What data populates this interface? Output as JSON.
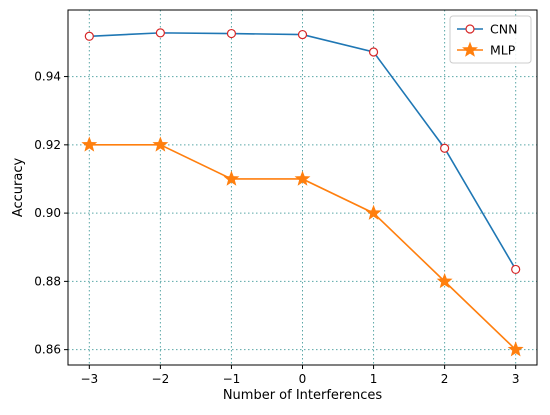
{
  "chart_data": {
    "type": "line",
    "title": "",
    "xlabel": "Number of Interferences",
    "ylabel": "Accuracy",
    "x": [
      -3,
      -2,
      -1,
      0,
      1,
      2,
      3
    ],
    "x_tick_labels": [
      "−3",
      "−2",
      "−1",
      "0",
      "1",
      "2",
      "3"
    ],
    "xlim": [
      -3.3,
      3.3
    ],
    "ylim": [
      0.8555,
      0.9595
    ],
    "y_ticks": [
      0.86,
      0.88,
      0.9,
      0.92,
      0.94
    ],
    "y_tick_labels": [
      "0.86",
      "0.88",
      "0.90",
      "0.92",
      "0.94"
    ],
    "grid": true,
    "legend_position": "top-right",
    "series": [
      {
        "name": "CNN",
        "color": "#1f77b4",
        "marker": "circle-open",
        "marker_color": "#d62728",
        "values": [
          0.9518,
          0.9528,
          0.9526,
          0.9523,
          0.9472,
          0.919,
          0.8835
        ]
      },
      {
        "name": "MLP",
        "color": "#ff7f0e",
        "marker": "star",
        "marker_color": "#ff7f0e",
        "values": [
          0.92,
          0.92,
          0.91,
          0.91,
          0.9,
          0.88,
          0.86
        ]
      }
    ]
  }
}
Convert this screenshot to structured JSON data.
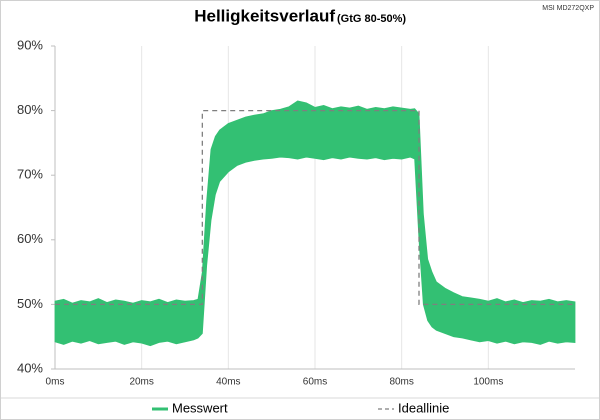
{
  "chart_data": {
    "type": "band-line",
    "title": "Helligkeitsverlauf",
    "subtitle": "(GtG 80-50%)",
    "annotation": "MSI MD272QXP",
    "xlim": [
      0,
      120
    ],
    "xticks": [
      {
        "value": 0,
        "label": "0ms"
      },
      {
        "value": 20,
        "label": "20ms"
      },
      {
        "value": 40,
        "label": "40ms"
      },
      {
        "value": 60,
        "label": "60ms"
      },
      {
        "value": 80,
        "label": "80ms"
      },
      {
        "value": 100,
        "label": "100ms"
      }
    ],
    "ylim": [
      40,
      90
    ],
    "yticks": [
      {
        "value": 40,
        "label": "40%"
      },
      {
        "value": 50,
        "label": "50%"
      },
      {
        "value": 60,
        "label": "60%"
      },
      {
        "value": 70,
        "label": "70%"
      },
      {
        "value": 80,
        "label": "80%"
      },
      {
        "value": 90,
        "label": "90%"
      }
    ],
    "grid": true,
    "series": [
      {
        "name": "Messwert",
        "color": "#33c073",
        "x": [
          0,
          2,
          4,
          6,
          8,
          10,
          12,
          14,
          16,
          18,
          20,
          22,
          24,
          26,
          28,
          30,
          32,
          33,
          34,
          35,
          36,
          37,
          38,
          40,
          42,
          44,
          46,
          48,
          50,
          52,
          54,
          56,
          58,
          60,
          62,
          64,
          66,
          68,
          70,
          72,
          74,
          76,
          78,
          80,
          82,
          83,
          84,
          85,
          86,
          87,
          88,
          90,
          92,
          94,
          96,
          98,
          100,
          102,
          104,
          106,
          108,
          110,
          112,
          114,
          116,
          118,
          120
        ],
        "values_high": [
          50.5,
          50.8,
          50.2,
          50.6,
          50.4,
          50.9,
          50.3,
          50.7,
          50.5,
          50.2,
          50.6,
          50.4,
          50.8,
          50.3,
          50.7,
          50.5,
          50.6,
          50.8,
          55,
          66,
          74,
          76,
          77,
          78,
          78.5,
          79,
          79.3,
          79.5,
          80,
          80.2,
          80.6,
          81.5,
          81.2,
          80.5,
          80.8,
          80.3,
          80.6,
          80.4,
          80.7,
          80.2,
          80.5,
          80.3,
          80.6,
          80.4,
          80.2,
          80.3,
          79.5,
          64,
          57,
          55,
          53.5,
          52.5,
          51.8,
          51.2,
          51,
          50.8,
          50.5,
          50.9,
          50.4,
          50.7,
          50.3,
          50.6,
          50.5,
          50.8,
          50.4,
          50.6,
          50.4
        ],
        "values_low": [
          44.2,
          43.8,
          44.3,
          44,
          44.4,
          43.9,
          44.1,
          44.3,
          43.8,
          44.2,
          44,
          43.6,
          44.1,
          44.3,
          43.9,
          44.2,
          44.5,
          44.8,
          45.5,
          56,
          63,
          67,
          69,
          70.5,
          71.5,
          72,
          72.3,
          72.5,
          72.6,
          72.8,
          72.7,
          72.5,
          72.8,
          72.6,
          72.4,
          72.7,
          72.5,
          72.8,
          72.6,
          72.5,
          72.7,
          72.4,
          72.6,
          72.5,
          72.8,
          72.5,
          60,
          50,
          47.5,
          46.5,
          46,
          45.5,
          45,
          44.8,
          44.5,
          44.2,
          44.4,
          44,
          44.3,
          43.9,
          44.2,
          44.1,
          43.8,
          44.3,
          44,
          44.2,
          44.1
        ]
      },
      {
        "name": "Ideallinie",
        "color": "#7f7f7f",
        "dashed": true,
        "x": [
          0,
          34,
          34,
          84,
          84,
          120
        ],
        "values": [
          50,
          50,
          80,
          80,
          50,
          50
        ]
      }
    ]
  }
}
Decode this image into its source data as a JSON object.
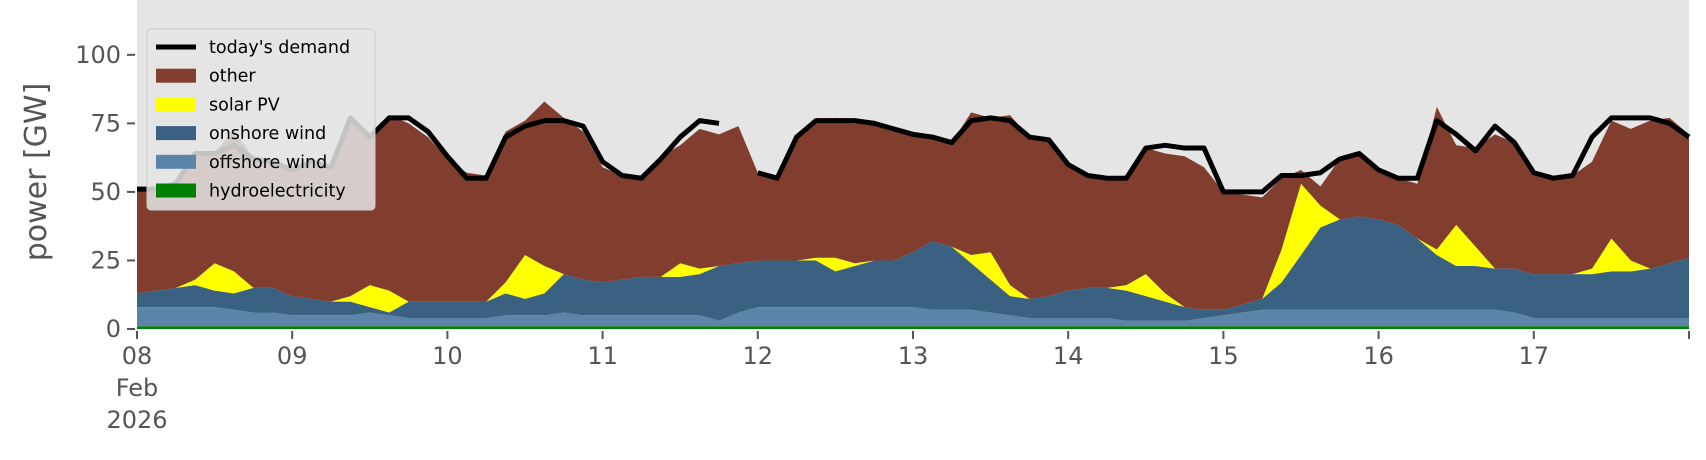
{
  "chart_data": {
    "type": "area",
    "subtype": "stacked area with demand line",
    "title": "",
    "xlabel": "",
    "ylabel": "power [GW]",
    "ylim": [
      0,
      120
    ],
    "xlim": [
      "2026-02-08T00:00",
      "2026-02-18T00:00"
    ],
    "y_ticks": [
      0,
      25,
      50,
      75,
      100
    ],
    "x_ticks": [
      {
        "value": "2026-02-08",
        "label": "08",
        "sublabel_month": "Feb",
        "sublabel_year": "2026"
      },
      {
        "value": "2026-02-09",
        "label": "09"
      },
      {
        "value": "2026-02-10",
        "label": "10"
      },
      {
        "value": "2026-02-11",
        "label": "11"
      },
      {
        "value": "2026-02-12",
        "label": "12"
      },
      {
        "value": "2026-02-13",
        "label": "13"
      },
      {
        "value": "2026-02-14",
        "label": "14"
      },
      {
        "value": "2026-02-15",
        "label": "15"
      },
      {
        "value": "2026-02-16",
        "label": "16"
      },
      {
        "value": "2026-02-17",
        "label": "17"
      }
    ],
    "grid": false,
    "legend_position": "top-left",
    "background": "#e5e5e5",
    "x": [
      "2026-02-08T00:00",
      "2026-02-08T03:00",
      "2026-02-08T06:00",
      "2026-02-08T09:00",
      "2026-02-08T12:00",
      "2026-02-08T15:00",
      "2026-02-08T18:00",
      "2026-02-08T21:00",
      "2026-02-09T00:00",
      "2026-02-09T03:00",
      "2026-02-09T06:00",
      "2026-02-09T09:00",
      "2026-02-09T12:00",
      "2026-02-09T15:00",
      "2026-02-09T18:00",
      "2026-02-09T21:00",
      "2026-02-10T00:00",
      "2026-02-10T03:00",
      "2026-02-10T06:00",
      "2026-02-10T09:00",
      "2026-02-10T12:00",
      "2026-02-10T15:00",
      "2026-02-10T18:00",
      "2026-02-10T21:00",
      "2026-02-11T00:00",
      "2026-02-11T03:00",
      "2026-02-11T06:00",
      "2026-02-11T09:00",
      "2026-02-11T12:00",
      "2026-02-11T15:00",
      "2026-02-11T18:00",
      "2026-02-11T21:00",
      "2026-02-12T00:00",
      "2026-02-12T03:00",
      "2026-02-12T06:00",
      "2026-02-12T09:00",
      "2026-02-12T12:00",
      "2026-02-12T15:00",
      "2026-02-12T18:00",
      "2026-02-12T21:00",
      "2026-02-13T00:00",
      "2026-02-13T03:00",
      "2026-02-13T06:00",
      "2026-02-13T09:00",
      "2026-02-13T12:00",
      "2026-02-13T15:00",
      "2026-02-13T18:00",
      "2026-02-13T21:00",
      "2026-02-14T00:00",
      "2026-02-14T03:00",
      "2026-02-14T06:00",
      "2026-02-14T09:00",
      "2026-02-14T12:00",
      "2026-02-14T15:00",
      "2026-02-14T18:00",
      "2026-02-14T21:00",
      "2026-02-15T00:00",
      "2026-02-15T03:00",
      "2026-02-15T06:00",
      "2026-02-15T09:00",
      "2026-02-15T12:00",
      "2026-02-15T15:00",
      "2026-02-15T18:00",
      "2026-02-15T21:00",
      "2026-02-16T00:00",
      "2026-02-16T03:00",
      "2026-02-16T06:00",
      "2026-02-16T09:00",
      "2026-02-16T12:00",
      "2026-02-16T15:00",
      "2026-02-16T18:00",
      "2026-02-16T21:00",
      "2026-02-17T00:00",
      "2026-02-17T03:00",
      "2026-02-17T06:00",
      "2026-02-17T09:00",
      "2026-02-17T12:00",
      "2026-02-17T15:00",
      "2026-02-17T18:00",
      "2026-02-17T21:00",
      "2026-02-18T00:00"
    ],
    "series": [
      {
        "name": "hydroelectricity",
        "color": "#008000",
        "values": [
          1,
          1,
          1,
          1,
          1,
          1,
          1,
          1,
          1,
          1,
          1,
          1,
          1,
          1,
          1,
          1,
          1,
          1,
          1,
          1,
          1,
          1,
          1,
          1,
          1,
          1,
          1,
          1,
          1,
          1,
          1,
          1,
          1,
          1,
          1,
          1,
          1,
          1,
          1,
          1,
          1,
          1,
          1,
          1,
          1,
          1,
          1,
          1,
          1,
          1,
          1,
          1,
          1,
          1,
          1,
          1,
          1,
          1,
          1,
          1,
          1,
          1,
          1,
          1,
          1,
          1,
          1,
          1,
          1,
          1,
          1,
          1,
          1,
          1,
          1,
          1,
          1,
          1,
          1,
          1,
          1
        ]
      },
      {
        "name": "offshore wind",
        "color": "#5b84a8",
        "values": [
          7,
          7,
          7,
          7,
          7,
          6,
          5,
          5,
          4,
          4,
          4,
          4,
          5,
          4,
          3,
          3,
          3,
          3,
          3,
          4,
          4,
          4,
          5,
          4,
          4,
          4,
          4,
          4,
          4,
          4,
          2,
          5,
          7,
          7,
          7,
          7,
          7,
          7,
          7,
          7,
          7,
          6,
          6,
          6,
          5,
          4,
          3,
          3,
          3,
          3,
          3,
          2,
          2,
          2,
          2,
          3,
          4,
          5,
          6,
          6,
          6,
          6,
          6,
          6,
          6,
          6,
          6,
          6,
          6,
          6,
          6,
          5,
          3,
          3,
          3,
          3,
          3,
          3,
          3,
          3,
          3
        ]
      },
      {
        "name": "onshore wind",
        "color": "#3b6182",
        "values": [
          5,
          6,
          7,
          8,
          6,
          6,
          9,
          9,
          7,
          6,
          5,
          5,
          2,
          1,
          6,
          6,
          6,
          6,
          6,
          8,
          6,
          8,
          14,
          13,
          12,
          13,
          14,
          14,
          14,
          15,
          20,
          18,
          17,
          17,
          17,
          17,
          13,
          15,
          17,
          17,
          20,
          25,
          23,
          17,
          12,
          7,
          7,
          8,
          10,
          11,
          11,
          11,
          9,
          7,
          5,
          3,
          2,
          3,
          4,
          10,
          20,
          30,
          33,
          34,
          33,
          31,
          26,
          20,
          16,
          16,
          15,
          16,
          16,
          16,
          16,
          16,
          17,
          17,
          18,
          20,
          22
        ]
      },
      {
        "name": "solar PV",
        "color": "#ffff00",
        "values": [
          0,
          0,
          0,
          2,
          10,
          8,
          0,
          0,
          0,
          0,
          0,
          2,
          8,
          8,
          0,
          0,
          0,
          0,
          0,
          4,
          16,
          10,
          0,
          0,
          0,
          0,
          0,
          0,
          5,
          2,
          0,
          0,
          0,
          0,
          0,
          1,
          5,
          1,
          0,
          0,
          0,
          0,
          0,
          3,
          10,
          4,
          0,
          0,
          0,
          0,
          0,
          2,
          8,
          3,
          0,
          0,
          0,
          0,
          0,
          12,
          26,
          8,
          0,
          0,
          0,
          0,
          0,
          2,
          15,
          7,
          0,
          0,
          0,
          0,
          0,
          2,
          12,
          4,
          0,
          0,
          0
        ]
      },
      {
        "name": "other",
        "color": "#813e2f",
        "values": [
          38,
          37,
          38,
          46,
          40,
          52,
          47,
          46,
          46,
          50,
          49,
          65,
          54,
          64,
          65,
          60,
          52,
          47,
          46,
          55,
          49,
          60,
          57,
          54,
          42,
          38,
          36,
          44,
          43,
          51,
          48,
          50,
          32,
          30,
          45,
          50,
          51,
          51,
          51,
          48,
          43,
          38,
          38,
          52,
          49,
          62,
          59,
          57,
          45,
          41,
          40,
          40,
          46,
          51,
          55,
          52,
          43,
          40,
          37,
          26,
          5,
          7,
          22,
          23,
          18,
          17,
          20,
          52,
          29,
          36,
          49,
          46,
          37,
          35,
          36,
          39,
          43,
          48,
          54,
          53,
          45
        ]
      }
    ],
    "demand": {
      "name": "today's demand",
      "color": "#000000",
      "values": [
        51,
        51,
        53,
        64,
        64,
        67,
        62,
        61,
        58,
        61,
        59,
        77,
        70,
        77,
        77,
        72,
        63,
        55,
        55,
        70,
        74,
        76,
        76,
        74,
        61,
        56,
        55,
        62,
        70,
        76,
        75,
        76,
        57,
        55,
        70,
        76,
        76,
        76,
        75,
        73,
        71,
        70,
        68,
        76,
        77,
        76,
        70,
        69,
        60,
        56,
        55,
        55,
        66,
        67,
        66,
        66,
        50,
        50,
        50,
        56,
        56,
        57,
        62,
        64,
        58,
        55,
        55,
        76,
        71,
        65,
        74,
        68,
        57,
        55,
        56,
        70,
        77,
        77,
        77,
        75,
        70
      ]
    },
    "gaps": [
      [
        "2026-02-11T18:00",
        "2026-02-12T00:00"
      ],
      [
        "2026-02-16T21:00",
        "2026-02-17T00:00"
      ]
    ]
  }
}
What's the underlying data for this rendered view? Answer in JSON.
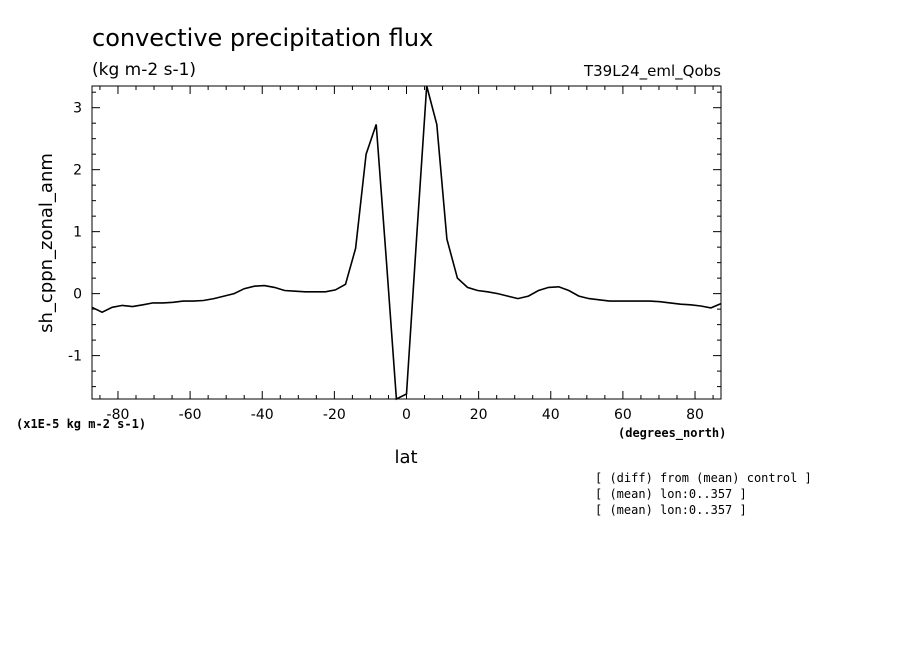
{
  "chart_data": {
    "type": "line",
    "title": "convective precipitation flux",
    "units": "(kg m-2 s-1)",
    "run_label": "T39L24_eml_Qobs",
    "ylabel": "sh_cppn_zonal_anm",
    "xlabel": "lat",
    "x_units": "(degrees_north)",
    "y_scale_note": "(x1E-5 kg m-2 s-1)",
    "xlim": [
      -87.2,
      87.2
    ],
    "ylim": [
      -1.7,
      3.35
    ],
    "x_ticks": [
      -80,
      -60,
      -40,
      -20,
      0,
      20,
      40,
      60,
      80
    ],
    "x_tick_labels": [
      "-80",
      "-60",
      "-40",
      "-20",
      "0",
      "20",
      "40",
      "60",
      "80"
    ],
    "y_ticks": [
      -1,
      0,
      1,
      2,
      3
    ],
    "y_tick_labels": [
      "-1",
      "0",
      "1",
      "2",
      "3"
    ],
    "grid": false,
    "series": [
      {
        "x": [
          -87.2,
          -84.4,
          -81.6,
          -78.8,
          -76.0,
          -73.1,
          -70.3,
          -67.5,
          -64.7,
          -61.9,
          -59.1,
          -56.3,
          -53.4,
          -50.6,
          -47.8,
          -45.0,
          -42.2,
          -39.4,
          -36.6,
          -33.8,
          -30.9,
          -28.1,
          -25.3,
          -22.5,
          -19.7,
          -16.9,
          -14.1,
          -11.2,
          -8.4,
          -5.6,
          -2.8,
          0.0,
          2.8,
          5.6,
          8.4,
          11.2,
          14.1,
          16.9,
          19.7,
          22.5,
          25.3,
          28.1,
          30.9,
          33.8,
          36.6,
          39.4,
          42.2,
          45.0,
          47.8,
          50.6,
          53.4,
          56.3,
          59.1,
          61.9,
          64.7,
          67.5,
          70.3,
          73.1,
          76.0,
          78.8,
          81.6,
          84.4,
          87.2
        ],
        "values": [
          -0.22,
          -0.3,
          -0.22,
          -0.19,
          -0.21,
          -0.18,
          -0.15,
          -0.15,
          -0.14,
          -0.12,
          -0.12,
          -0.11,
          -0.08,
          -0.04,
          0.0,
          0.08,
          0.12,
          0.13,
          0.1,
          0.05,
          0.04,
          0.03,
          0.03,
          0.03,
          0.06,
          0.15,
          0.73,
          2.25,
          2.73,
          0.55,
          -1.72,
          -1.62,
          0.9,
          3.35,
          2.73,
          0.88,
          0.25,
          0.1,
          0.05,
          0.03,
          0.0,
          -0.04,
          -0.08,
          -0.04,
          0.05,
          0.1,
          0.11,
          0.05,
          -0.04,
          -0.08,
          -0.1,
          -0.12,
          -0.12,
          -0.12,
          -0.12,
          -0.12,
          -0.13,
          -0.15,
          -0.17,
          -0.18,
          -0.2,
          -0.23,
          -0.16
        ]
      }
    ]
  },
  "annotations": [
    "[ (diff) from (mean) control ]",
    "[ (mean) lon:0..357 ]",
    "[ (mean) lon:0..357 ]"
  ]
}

◆ PROBLEM STATEMENT
Report how many lines in these entries contain "name". Answer with the number only.

◆ ANSWER FOR THE TASK
10